** start DATASET **
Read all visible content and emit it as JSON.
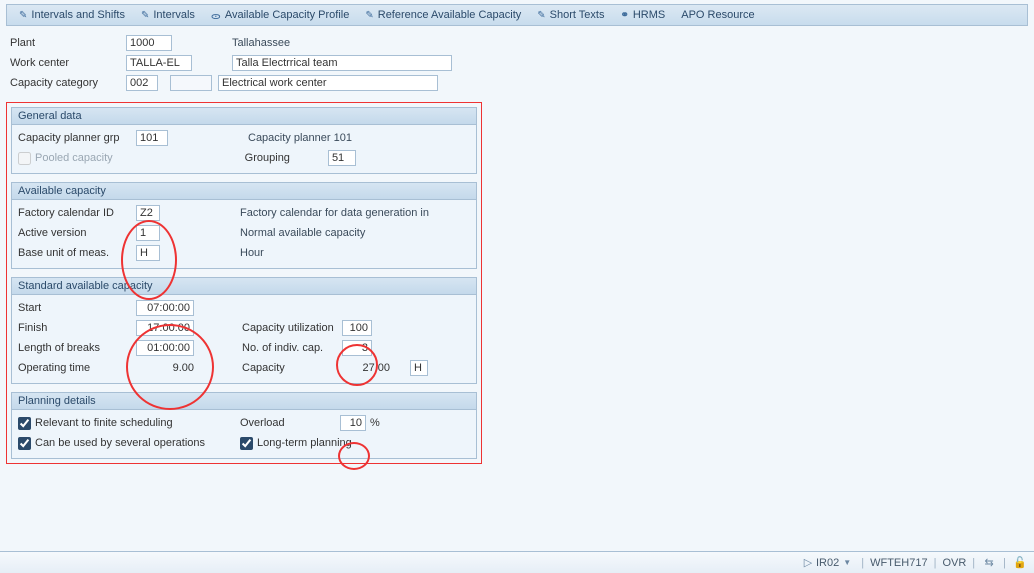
{
  "toolbar": {
    "intervals_shifts": "Intervals and Shifts",
    "intervals": "Intervals",
    "avail_profile": "Available Capacity Profile",
    "ref_avail": "Reference Available Capacity",
    "short_texts": "Short Texts",
    "hrms": "HRMS",
    "apo": "APO Resource"
  },
  "header": {
    "plant_lbl": "Plant",
    "plant_val": "1000",
    "plant_desc": "Tallahassee",
    "wc_lbl": "Work center",
    "wc_val": "TALLA-EL",
    "wc_desc": "Talla Electrrical team",
    "cap_lbl": "Capacity category",
    "cap_val": "002",
    "cap_desc": "Electrical work center"
  },
  "general": {
    "title": "General data",
    "planner_lbl": "Capacity planner grp",
    "planner_val": "101",
    "planner_desc": "Capacity planner 101",
    "pooled_lbl": "Pooled capacity",
    "grouping_lbl": "Grouping",
    "grouping_val": "51"
  },
  "available": {
    "title": "Available capacity",
    "cal_lbl": "Factory calendar ID",
    "cal_val": "Z2",
    "cal_desc": "Factory calendar for data generation in",
    "ver_lbl": "Active version",
    "ver_val": "1",
    "ver_desc": "Normal available capacity",
    "uom_lbl": "Base unit of meas.",
    "uom_val": "H",
    "uom_desc": "Hour"
  },
  "standard": {
    "title": "Standard available capacity",
    "start_lbl": "Start",
    "start_val": "07:00:00",
    "finish_lbl": "Finish",
    "finish_val": "17:00:00",
    "cutil_lbl": "Capacity utilization",
    "cutil_val": "100",
    "breaks_lbl": "Length of breaks",
    "breaks_val": "01:00:00",
    "indiv_lbl": "No. of indiv. cap.",
    "indiv_val": "3",
    "optime_lbl": "Operating time",
    "optime_val": "9.00",
    "capacity_lbl": "Capacity",
    "capacity_val": "27.00",
    "capacity_unit": "H"
  },
  "planning": {
    "title": "Planning details",
    "finite_lbl": "Relevant to finite scheduling",
    "overload_lbl": "Overload",
    "overload_val": "10",
    "overload_unit": "%",
    "several_lbl": "Can be used by several operations",
    "longterm_lbl": "Long-term planning"
  },
  "status": {
    "tcode": "IR02",
    "system": "WFTEH717",
    "mode": "OVR"
  }
}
** end DATASET **
Copy the records above exactly, omitting every picture.

Read all visible content and emit it as JSON.
{
  "toolbar": {
    "intervals_shifts": "Intervals and Shifts",
    "intervals": "Intervals",
    "avail_profile": "Available Capacity Profile",
    "ref_avail": "Reference Available Capacity",
    "short_texts": "Short Texts",
    "hrms": "HRMS",
    "apo": "APO Resource"
  },
  "header": {
    "plant_lbl": "Plant",
    "plant_val": "1000",
    "plant_desc": "Tallahassee",
    "wc_lbl": "Work center",
    "wc_val": "TALLA-EL",
    "wc_desc": "Talla Electrrical team",
    "cap_lbl": "Capacity category",
    "cap_val": "002",
    "cap_desc": "Electrical work center"
  },
  "general": {
    "title": "General data",
    "planner_lbl": "Capacity planner grp",
    "planner_val": "101",
    "planner_desc": "Capacity planner 101",
    "pooled_lbl": "Pooled capacity",
    "grouping_lbl": "Grouping",
    "grouping_val": "51"
  },
  "available": {
    "title": "Available capacity",
    "cal_lbl": "Factory calendar ID",
    "cal_val": "Z2",
    "cal_desc": "Factory calendar for data generation in",
    "ver_lbl": "Active version",
    "ver_val": "1",
    "ver_desc": "Normal available capacity",
    "uom_lbl": "Base unit of meas.",
    "uom_val": "H",
    "uom_desc": "Hour"
  },
  "standard": {
    "title": "Standard available capacity",
    "start_lbl": "Start",
    "start_val": "07:00:00",
    "finish_lbl": "Finish",
    "finish_val": "17:00:00",
    "cutil_lbl": "Capacity utilization",
    "cutil_val": "100",
    "breaks_lbl": "Length of breaks",
    "breaks_val": "01:00:00",
    "indiv_lbl": "No. of indiv. cap.",
    "indiv_val": "3",
    "optime_lbl": "Operating time",
    "optime_val": "9.00",
    "capacity_lbl": "Capacity",
    "capacity_val": "27.00",
    "capacity_unit": "H"
  },
  "planning": {
    "title": "Planning details",
    "finite_lbl": "Relevant to finite scheduling",
    "overload_lbl": "Overload",
    "overload_val": "10",
    "overload_unit": "%",
    "several_lbl": "Can be used by several operations",
    "longterm_lbl": "Long-term planning"
  },
  "status": {
    "tcode": "IR02",
    "system": "WFTEH717",
    "mode": "OVR"
  }
}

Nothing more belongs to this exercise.